(Chart and figure data)
....

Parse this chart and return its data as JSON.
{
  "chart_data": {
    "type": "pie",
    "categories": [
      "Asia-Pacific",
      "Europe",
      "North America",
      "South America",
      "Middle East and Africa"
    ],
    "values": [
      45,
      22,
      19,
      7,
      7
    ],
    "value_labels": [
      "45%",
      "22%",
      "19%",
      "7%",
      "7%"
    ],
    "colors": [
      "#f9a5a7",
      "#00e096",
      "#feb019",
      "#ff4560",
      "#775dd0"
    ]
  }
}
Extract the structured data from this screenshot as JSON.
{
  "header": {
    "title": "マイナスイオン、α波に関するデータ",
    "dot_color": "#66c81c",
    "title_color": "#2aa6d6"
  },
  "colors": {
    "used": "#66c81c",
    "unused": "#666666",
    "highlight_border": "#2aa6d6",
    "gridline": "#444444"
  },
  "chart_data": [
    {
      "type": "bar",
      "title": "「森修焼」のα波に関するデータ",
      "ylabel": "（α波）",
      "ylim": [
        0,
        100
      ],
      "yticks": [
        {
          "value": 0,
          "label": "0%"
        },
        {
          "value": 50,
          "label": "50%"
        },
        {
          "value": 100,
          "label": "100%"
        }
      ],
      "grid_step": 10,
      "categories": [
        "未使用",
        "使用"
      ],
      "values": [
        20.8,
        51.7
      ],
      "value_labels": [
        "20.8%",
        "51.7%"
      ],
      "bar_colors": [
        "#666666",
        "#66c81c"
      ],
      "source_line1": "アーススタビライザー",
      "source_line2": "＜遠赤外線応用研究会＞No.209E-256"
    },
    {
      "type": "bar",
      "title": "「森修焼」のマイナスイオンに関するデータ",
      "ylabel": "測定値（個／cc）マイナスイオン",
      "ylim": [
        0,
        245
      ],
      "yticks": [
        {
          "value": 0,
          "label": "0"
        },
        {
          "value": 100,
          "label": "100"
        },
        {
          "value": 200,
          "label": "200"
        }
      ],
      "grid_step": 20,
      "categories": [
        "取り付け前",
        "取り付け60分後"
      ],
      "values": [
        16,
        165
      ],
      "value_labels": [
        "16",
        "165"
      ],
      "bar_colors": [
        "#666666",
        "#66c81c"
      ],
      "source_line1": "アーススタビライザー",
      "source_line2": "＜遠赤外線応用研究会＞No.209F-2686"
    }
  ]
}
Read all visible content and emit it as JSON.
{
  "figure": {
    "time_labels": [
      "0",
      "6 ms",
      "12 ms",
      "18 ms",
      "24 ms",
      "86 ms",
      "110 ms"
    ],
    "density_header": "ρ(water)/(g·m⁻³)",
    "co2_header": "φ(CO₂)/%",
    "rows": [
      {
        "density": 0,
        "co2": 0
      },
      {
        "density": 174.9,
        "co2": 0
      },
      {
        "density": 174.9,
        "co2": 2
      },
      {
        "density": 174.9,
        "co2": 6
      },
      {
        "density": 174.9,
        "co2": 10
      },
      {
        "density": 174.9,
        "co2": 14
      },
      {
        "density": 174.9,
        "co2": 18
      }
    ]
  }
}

....

GIVEN INSTRUCTION: Nothing should be left out: return all of the records exactly.

FULL SOLUTION:
Parse this chart and return its data as JSON.
{
  "chart_data": {
    "type": "pie",
    "categories": [
      "Asia-Pacific",
      "Europe",
      "North America",
      "South America",
      "Middle East and Africa"
    ],
    "values": [
      45,
      22,
      19,
      7,
      7
    ],
    "value_labels": [
      "45%",
      "22%",
      "19%",
      "7%",
      "7%"
    ],
    "colors": [
      "#f9a5a7",
      "#00e096",
      "#feb019",
      "#ff4560",
      "#775dd0"
    ]
  }
}
Extract the structured data from this screenshot as JSON.
{
  "header": {
    "title": "マイナスイオン、α波に関するデータ",
    "dot_color": "#66c81c",
    "title_color": "#2aa6d6"
  },
  "colors": {
    "used": "#66c81c",
    "unused": "#666666",
    "highlight_border": "#2aa6d6",
    "gridline": "#444444"
  },
  "chart_data": [
    {
      "type": "bar",
      "title": "「森修焼」のα波に関するデータ",
      "ylabel": "（α波）",
      "ylim": [
        0,
        100
      ],
      "yticks": [
        {
          "value": 0,
          "label": "0%"
        },
        {
          "value": 50,
          "label": "50%"
        },
        {
          "value": 100,
          "label": "100%"
        }
      ],
      "grid_step": 10,
      "categories": [
        "未使用",
        "使用"
      ],
      "values": [
        20.8,
        51.7
      ],
      "value_labels": [
        "20.8%",
        "51.7%"
      ],
      "bar_colors": [
        "#666666",
        "#66c81c"
      ],
      "source_line1": "アーススタビライザー",
      "source_line2": "＜遠赤外線応用研究会＞No.209E-256"
    },
    {
      "type": "bar",
      "title": "「森修焼」のマイナスイオンに関するデータ",
      "ylabel": "測定値（個／cc）マイナスイオン",
      "ylim": [
        0,
        245
      ],
      "yticks": [
        {
          "value": 0,
          "label": "0"
        },
        {
          "value": 100,
          "label": "100"
        },
        {
          "value": 200,
          "label": "200"
        }
      ],
      "grid_step": 20,
      "categories": [
        "取り付け前",
        "取り付け60分後"
      ],
      "values": [
        16,
        165
      ],
      "value_labels": [
        "16",
        "165"
      ],
      "bar_colors": [
        "#666666",
        "#66c81c"
      ],
      "source_line1": "アーススタビライザー",
      "source_line2": "＜遠赤外線応用研究会＞No.209F-2686"
    }
  ]
}
Read all visible content and emit it as JSON.
{
  "figure": {
    "time_labels": [
      "0",
      "6 ms",
      "12 ms",
      "18 ms",
      "24 ms",
      "86 ms",
      "110 ms"
    ],
    "density_header": "ρ(water)/(g·m⁻³)",
    "co2_header": "φ(CO₂)/%",
    "rows": [
      {
        "density": 0,
        "co2": 0
      },
      {
        "density": 174.9,
        "co2": 0
      },
      {
        "density": 174.9,
        "co2": 2
      },
      {
        "density": 174.9,
        "co2": 6
      },
      {
        "density": 174.9,
        "co2": 10
      },
      {
        "density": 174.9,
        "co2": 14
      },
      {
        "density": 174.9,
        "co2": 18
      }
    ]
  }
}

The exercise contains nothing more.